■ THE EXERCISE ■
Recast each line of the listing below as a Markdown table with the columns "No." and "Entry". Put a row number in the first column, put the line in the second, and skip any blank lines.

■ Stored items ■
□ □ □ □ □ □ □

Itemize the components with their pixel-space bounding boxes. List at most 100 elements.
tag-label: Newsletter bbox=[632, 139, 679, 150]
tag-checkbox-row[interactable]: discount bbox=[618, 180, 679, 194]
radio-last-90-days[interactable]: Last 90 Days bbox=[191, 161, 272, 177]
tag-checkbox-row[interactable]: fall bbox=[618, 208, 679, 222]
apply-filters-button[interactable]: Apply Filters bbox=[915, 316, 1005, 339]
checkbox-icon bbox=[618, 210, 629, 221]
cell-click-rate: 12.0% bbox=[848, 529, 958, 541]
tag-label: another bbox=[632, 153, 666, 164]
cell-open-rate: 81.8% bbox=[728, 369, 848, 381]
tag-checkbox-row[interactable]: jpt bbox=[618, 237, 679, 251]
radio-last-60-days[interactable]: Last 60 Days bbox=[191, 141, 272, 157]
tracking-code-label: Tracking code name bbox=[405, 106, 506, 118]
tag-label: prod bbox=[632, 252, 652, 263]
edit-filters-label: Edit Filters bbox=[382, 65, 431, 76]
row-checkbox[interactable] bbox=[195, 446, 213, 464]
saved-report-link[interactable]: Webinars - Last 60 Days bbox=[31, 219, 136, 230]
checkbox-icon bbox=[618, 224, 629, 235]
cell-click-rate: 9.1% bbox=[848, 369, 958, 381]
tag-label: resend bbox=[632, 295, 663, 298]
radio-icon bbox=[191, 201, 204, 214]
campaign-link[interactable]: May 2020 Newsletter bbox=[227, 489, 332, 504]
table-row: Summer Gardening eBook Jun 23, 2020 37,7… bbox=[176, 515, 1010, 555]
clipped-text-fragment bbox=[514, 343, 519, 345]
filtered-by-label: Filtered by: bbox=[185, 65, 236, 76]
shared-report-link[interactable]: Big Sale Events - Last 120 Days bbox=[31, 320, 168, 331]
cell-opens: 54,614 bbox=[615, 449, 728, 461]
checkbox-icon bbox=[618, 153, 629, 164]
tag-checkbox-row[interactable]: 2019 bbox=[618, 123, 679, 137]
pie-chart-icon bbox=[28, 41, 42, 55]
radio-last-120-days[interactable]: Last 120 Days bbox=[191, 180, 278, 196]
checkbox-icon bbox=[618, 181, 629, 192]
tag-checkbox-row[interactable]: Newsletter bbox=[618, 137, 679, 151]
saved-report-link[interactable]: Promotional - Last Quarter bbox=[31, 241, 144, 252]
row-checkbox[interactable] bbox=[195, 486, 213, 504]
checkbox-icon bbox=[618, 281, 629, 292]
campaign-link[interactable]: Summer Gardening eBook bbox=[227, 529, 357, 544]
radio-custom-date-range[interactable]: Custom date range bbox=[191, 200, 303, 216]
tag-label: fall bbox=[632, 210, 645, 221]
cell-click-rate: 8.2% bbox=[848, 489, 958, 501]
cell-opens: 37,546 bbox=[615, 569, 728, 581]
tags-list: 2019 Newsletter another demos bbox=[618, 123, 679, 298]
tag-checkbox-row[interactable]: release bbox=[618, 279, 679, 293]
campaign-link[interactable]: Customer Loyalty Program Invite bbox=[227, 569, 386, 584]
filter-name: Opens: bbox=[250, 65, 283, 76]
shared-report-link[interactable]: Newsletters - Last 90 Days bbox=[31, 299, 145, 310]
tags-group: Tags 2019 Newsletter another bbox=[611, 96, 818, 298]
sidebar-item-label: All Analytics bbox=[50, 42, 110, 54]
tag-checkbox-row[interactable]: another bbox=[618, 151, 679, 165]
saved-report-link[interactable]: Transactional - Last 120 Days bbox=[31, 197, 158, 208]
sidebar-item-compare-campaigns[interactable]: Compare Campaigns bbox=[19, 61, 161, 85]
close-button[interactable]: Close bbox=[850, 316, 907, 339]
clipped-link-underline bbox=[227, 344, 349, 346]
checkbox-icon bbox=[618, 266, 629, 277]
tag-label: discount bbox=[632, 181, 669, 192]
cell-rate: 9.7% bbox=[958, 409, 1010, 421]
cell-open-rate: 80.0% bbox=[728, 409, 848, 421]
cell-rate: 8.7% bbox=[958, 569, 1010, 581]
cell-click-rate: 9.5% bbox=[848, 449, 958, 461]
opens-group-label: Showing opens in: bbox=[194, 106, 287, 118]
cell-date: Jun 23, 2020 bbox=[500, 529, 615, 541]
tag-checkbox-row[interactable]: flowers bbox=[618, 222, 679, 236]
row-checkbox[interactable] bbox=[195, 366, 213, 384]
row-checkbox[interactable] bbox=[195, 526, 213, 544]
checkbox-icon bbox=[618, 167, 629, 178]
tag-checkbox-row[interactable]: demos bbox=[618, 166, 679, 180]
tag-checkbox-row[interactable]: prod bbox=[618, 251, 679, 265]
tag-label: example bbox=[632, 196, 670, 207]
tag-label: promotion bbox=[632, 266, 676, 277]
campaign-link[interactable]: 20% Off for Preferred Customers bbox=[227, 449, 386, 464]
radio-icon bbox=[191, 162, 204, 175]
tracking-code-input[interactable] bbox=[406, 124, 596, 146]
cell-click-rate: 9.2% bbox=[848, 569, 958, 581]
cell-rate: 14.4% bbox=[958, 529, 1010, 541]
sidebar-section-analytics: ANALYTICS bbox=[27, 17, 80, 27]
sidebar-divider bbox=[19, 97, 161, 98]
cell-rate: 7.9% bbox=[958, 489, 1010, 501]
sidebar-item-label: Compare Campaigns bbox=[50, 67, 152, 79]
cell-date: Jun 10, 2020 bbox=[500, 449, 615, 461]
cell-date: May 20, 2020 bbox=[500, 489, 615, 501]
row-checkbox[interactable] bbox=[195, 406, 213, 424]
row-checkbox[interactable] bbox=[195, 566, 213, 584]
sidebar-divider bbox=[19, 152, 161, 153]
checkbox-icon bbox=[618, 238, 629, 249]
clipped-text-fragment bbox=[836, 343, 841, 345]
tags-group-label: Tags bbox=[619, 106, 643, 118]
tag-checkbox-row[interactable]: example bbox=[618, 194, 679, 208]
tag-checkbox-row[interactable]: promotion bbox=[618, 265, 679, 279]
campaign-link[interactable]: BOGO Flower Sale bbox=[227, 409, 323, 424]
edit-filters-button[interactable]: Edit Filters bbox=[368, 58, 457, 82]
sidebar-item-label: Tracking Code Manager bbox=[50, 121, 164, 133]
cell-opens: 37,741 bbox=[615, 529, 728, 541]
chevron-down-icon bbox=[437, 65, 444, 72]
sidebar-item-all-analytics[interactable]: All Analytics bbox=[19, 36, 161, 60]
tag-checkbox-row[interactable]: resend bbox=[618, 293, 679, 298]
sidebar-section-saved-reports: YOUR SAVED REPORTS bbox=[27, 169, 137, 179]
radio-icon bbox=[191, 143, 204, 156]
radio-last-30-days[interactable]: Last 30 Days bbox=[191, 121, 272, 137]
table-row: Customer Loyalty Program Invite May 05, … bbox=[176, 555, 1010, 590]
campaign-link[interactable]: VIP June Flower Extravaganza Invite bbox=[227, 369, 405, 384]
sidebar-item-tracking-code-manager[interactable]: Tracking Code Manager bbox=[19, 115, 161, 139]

□ □ □ □ □ □ □

■ EXERCISE RESPONSE ■
| No. | Entry |
|---|---|
| 1 | Itemize the components with their pixel-space bounding boxes. List at most 100 elements. |
| 2 | tag-label: Newsletter bbox=[632, 139, 679, 150] |
| 3 | tag-checkbox-row[interactable]: discount bbox=[618, 180, 679, 194] |
| 4 | radio-last-90-days[interactable]: Last 90 Days bbox=[191, 161, 272, 177] |
| 5 | tag-checkbox-row[interactable]: fall bbox=[618, 208, 679, 222] |
| 6 | apply-filters-button[interactable]: Apply Filters bbox=[915, 316, 1005, 339] |
| 7 | checkbox-icon bbox=[618, 210, 629, 221] |
| 8 | cell-click-rate: 12.0% bbox=[848, 529, 958, 541] |
| 9 | tag-label: another bbox=[632, 153, 666, 164] |
| 10 | cell-open-rate: 81.8% bbox=[728, 369, 848, 381] |
| 11 | tag-checkbox-row[interactable]: jpt bbox=[618, 237, 679, 251] |
| 12 | radio-last-60-days[interactable]: Last 60 Days bbox=[191, 141, 272, 157] |
| 13 | tracking-code-label: Tracking code name bbox=[405, 106, 506, 118] |
| 14 | tag-label: prod bbox=[632, 252, 652, 263] |
| 15 | edit-filters-label: Edit Filters bbox=[382, 65, 431, 76] |
| 16 | row-checkbox[interactable] bbox=[195, 446, 213, 464] |
| 17 | saved-report-link[interactable]: Webinars - Last 60 Days bbox=[31, 219, 136, 230] |
| 18 | checkbox-icon bbox=[618, 224, 629, 235] |
| 19 | cell-click-rate: 9.1% bbox=[848, 369, 958, 381] |
| 20 | tag-label: resend bbox=[632, 295, 663, 298] |
| 21 | radio-icon bbox=[191, 201, 204, 214] |
| 22 | campaign-link[interactable]: May 2020 Newsletter bbox=[227, 489, 332, 504] |
| 23 | table-row: Summer Gardening eBook Jun 23, 2020 37,7… bbox=[176, 515, 1010, 555] |
| 24 | clipped-text-fragment bbox=[514, 343, 519, 345] |
| 25 | filtered-by-label: Filtered by: bbox=[185, 65, 236, 76] |
| 26 | shared-report-link[interactable]: Big Sale Events - Last 120 Days bbox=[31, 320, 168, 331] |
| 27 | cell-opens: 54,614 bbox=[615, 449, 728, 461] |
| 28 | checkbox-icon bbox=[618, 153, 629, 164] |
| 29 | tag-checkbox-row[interactable]: 2019 bbox=[618, 123, 679, 137] |
| 30 | pie-chart-icon bbox=[28, 41, 42, 55] |
| 31 | radio-last-120-days[interactable]: Last 120 Days bbox=[191, 180, 278, 196] |
| 32 | checkbox-icon bbox=[618, 181, 629, 192] |
| 33 | tag-checkbox-row[interactable]: Newsletter bbox=[618, 137, 679, 151] |
| 34 | saved-report-link[interactable]: Promotional - Last Quarter bbox=[31, 241, 144, 252] |
| 35 | row-checkbox[interactable] bbox=[195, 486, 213, 504] |
| 36 | checkbox-icon bbox=[618, 281, 629, 292] |
| 37 | campaign-link[interactable]: Summer Gardening eBook bbox=[227, 529, 357, 544] |
| 38 | radio-custom-date-range[interactable]: Custom date range bbox=[191, 200, 303, 216] |
| 39 | tag-label: fall bbox=[632, 210, 645, 221] |
| 40 | cell-click-rate: 8.2% bbox=[848, 489, 958, 501] |
| 41 | cell-opens: 37,546 bbox=[615, 569, 728, 581] |
| 42 | tags-list: 2019 Newsletter another demos bbox=[618, 123, 679, 298] |
| 43 | tag-checkbox-row[interactable]: release bbox=[618, 279, 679, 293] |
| 44 | campaign-link[interactable]: Customer Loyalty Program Invite bbox=[227, 569, 386, 584] |
| 45 | filter-name: Opens: bbox=[250, 65, 283, 76] |
| 46 | shared-report-link[interactable]: Newsletters - Last 90 Days bbox=[31, 299, 145, 310] |
| 47 | tags-group: Tags 2019 Newsletter another bbox=[611, 96, 818, 298] |
| 48 | sidebar-item-label: All Analytics bbox=[50, 42, 110, 54] |
| 49 | tag-checkbox-row[interactable]: another bbox=[618, 151, 679, 165] |
| 50 | saved-report-link[interactable]: Transactional - Last 120 Days bbox=[31, 197, 158, 208] |
| 51 | sidebar-item-compare-campaigns[interactable]: Compare Campaigns bbox=[19, 61, 161, 85] |
| 52 | close-button[interactable]: Close bbox=[850, 316, 907, 339] |
| 53 | clipped-link-underline bbox=[227, 344, 349, 346] |
| 54 | checkbox-icon bbox=[618, 266, 629, 277] |
| 55 | tag-label: discount bbox=[632, 181, 669, 192] |
| 56 | cell-rate: 9.7% bbox=[958, 409, 1010, 421] |
| 57 | cell-open-rate: 80.0% bbox=[728, 409, 848, 421] |
| 58 | cell-rate: 8.7% bbox=[958, 569, 1010, 581] |
| 59 | cell-click-rate: 9.5% bbox=[848, 449, 958, 461] |
| 60 | opens-group-label: Showing opens in: bbox=[194, 106, 287, 118] |
| 61 | cell-date: Jun 23, 2020 bbox=[500, 529, 615, 541] |
| 62 | tag-checkbox-row[interactable]: flowers bbox=[618, 222, 679, 236] |
| 63 | row-checkbox[interactable] bbox=[195, 366, 213, 384] |
| 64 | row-checkbox[interactable] bbox=[195, 526, 213, 544] |
| 65 | checkbox-icon bbox=[618, 167, 629, 178] |
| 66 | tag-checkbox-row[interactable]: demos bbox=[618, 166, 679, 180] |
| 67 | tag-checkbox-row[interactable]: prod bbox=[618, 251, 679, 265] |
| 68 | tag-label: example bbox=[632, 196, 670, 207] |
| 69 | tag-label: promotion bbox=[632, 266, 676, 277] |
| 70 | campaign-link[interactable]: 20% Off for Preferred Customers bbox=[227, 449, 386, 464] |
| 71 | radio-icon bbox=[191, 162, 204, 175] |
| 72 | tracking-code-input[interactable] bbox=[406, 124, 596, 146] |
| 73 | cell-click-rate: 9.2% bbox=[848, 569, 958, 581] |
| 74 | cell-rate: 14.4% bbox=[958, 529, 1010, 541] |
| 75 | sidebar-section-analytics: ANALYTICS bbox=[27, 17, 80, 27] |
| 76 | sidebar-divider bbox=[19, 97, 161, 98] |
| 77 | cell-rate: 7.9% bbox=[958, 489, 1010, 501] |
| 78 | sidebar-item-label: Compare Campaigns bbox=[50, 67, 152, 79] |
| 79 | cell-date: Jun 10, 2020 bbox=[500, 449, 615, 461] |
| 80 | cell-date: May 20, 2020 bbox=[500, 489, 615, 501] |
| 81 | row-checkbox[interactable] bbox=[195, 406, 213, 424] |
| 82 | row-checkbox[interactable] bbox=[195, 566, 213, 584] |
| 83 | sidebar-divider bbox=[19, 152, 161, 153] |
| 84 | checkbox-icon bbox=[618, 238, 629, 249] |
| 85 | clipped-text-fragment bbox=[836, 343, 841, 345] |
| 86 | tags-group-label: Tags bbox=[619, 106, 643, 118] |
| 87 | tag-checkbox-row[interactable]: example bbox=[618, 194, 679, 208] |
| 88 | tag-checkbox-row[interactable]: promotion bbox=[618, 265, 679, 279] |
| 89 | campaign-link[interactable]: BOGO Flower Sale bbox=[227, 409, 323, 424] |
| 90 | edit-filters-button[interactable]: Edit Filters bbox=[368, 58, 457, 82] |
| 91 | sidebar-item-label: Tracking Code Manager bbox=[50, 121, 164, 133] |
| 92 | cell-opens: 37,741 bbox=[615, 529, 728, 541] |
| 93 | chevron-down-icon bbox=[437, 65, 444, 72] |
| 94 | sidebar-item-all-analytics[interactable]: All Analytics bbox=[19, 36, 161, 60] |
| 95 | tag-checkbox-row[interactable]: resend bbox=[618, 293, 679, 298] |
| 96 | sidebar-section-saved-reports: YOUR SAVED REPORTS bbox=[27, 169, 137, 179] |
| 97 | radio-icon bbox=[191, 143, 204, 156] |
| 98 | radio-last-30-days[interactable]: Last 30 Days bbox=[191, 121, 272, 137] |
| 99 | table-row: Customer Loyalty Program Invite May 05, … bbox=[176, 555, 1010, 590] |
| 100 | campaign-link[interactable]: VIP June Flower Extravaganza Invite bbox=[227, 369, 405, 384] |
| 101 | sidebar-item-tracking-code-manager[interactable]: Tracking Code Manager bbox=[19, 115, 161, 139] |